— BEGIN TASK MATERIAL —

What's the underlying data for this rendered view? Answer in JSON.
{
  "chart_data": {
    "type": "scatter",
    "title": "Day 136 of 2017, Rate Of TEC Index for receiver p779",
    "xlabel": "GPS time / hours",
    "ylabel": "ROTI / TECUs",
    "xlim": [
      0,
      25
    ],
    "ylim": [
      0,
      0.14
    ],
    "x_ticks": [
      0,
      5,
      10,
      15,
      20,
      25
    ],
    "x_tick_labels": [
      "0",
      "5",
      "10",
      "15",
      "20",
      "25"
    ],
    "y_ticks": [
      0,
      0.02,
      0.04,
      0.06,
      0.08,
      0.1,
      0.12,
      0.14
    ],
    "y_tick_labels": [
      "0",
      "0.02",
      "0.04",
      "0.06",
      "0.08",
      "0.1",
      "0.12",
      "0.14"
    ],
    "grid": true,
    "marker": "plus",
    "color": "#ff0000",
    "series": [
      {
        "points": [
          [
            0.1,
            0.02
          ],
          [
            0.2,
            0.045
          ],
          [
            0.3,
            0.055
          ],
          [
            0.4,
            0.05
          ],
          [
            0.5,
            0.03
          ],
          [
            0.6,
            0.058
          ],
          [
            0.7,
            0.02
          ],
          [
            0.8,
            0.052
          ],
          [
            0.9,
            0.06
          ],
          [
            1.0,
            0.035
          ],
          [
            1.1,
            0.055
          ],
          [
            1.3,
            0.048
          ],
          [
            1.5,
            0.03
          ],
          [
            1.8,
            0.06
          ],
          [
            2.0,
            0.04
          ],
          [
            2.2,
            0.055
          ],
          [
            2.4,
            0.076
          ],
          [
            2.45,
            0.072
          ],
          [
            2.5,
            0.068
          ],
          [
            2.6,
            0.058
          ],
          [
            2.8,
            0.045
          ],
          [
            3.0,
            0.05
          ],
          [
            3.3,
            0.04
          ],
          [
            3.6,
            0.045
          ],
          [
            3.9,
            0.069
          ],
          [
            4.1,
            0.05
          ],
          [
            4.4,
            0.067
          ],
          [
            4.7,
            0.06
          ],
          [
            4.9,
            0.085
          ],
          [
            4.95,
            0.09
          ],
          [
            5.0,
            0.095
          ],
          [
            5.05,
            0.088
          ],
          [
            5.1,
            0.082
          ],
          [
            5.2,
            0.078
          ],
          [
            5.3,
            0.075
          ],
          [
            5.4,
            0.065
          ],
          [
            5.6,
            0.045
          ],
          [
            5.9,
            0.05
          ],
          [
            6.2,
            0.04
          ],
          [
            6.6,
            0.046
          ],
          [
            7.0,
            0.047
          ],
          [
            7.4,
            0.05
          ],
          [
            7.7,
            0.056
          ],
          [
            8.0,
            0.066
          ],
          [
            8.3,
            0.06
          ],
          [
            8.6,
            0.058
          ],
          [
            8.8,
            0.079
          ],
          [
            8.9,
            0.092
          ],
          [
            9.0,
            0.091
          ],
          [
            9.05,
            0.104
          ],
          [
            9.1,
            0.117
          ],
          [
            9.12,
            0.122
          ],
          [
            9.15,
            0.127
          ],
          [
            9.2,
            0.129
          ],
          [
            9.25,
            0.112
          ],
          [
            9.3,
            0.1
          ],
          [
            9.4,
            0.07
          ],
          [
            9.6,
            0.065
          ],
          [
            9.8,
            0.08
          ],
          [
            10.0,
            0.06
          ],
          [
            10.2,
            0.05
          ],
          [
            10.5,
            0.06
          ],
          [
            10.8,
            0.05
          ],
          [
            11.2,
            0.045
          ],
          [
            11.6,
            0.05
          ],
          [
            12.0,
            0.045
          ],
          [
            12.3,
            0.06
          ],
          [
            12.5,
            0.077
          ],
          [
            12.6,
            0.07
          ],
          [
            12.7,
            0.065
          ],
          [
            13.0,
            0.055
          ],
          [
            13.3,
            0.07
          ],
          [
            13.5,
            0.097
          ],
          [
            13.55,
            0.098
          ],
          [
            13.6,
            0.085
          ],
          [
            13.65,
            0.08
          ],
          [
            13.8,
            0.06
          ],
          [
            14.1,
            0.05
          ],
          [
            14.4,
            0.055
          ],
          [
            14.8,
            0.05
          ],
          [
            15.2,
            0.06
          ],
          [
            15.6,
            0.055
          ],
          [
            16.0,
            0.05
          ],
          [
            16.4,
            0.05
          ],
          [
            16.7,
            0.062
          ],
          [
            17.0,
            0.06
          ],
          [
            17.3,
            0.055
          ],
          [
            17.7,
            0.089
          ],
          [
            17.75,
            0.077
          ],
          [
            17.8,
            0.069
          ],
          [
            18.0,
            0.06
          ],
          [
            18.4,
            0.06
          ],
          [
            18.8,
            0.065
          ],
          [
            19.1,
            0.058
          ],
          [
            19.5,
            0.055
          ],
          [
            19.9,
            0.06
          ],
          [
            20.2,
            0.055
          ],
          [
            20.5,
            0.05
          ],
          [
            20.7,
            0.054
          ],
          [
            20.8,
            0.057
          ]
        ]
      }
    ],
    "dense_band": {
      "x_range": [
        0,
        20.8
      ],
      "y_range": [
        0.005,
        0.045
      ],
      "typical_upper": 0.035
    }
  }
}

— END TASK MATERIAL —

→ **INSTRUCTION**:
Extract the entries above verbatim.

→ **RESPONSE**:
What's the underlying data for this rendered view? Answer in JSON.
{
  "chart_data": {
    "type": "scatter",
    "title": "Day 136 of 2017, Rate Of TEC Index for receiver p779",
    "xlabel": "GPS time / hours",
    "ylabel": "ROTI / TECUs",
    "xlim": [
      0,
      25
    ],
    "ylim": [
      0,
      0.14
    ],
    "x_ticks": [
      0,
      5,
      10,
      15,
      20,
      25
    ],
    "x_tick_labels": [
      "0",
      "5",
      "10",
      "15",
      "20",
      "25"
    ],
    "y_ticks": [
      0,
      0.02,
      0.04,
      0.06,
      0.08,
      0.1,
      0.12,
      0.14
    ],
    "y_tick_labels": [
      "0",
      "0.02",
      "0.04",
      "0.06",
      "0.08",
      "0.1",
      "0.12",
      "0.14"
    ],
    "grid": true,
    "marker": "plus",
    "color": "#ff0000",
    "series": [
      {
        "points": [
          [
            0.1,
            0.02
          ],
          [
            0.2,
            0.045
          ],
          [
            0.3,
            0.055
          ],
          [
            0.4,
            0.05
          ],
          [
            0.5,
            0.03
          ],
          [
            0.6,
            0.058
          ],
          [
            0.7,
            0.02
          ],
          [
            0.8,
            0.052
          ],
          [
            0.9,
            0.06
          ],
          [
            1.0,
            0.035
          ],
          [
            1.1,
            0.055
          ],
          [
            1.3,
            0.048
          ],
          [
            1.5,
            0.03
          ],
          [
            1.8,
            0.06
          ],
          [
            2.0,
            0.04
          ],
          [
            2.2,
            0.055
          ],
          [
            2.4,
            0.076
          ],
          [
            2.45,
            0.072
          ],
          [
            2.5,
            0.068
          ],
          [
            2.6,
            0.058
          ],
          [
            2.8,
            0.045
          ],
          [
            3.0,
            0.05
          ],
          [
            3.3,
            0.04
          ],
          [
            3.6,
            0.045
          ],
          [
            3.9,
            0.069
          ],
          [
            4.1,
            0.05
          ],
          [
            4.4,
            0.067
          ],
          [
            4.7,
            0.06
          ],
          [
            4.9,
            0.085
          ],
          [
            4.95,
            0.09
          ],
          [
            5.0,
            0.095
          ],
          [
            5.05,
            0.088
          ],
          [
            5.1,
            0.082
          ],
          [
            5.2,
            0.078
          ],
          [
            5.3,
            0.075
          ],
          [
            5.4,
            0.065
          ],
          [
            5.6,
            0.045
          ],
          [
            5.9,
            0.05
          ],
          [
            6.2,
            0.04
          ],
          [
            6.6,
            0.046
          ],
          [
            7.0,
            0.047
          ],
          [
            7.4,
            0.05
          ],
          [
            7.7,
            0.056
          ],
          [
            8.0,
            0.066
          ],
          [
            8.3,
            0.06
          ],
          [
            8.6,
            0.058
          ],
          [
            8.8,
            0.079
          ],
          [
            8.9,
            0.092
          ],
          [
            9.0,
            0.091
          ],
          [
            9.05,
            0.104
          ],
          [
            9.1,
            0.117
          ],
          [
            9.12,
            0.122
          ],
          [
            9.15,
            0.127
          ],
          [
            9.2,
            0.129
          ],
          [
            9.25,
            0.112
          ],
          [
            9.3,
            0.1
          ],
          [
            9.4,
            0.07
          ],
          [
            9.6,
            0.065
          ],
          [
            9.8,
            0.08
          ],
          [
            10.0,
            0.06
          ],
          [
            10.2,
            0.05
          ],
          [
            10.5,
            0.06
          ],
          [
            10.8,
            0.05
          ],
          [
            11.2,
            0.045
          ],
          [
            11.6,
            0.05
          ],
          [
            12.0,
            0.045
          ],
          [
            12.3,
            0.06
          ],
          [
            12.5,
            0.077
          ],
          [
            12.6,
            0.07
          ],
          [
            12.7,
            0.065
          ],
          [
            13.0,
            0.055
          ],
          [
            13.3,
            0.07
          ],
          [
            13.5,
            0.097
          ],
          [
            13.55,
            0.098
          ],
          [
            13.6,
            0.085
          ],
          [
            13.65,
            0.08
          ],
          [
            13.8,
            0.06
          ],
          [
            14.1,
            0.05
          ],
          [
            14.4,
            0.055
          ],
          [
            14.8,
            0.05
          ],
          [
            15.2,
            0.06
          ],
          [
            15.6,
            0.055
          ],
          [
            16.0,
            0.05
          ],
          [
            16.4,
            0.05
          ],
          [
            16.7,
            0.062
          ],
          [
            17.0,
            0.06
          ],
          [
            17.3,
            0.055
          ],
          [
            17.7,
            0.089
          ],
          [
            17.75,
            0.077
          ],
          [
            17.8,
            0.069
          ],
          [
            18.0,
            0.06
          ],
          [
            18.4,
            0.06
          ],
          [
            18.8,
            0.065
          ],
          [
            19.1,
            0.058
          ],
          [
            19.5,
            0.055
          ],
          [
            19.9,
            0.06
          ],
          [
            20.2,
            0.055
          ],
          [
            20.5,
            0.05
          ],
          [
            20.7,
            0.054
          ],
          [
            20.8,
            0.057
          ]
        ]
      }
    ],
    "dense_band": {
      "x_range": [
        0,
        20.8
      ],
      "y_range": [
        0.005,
        0.045
      ],
      "typical_upper": 0.035
    }
  }
}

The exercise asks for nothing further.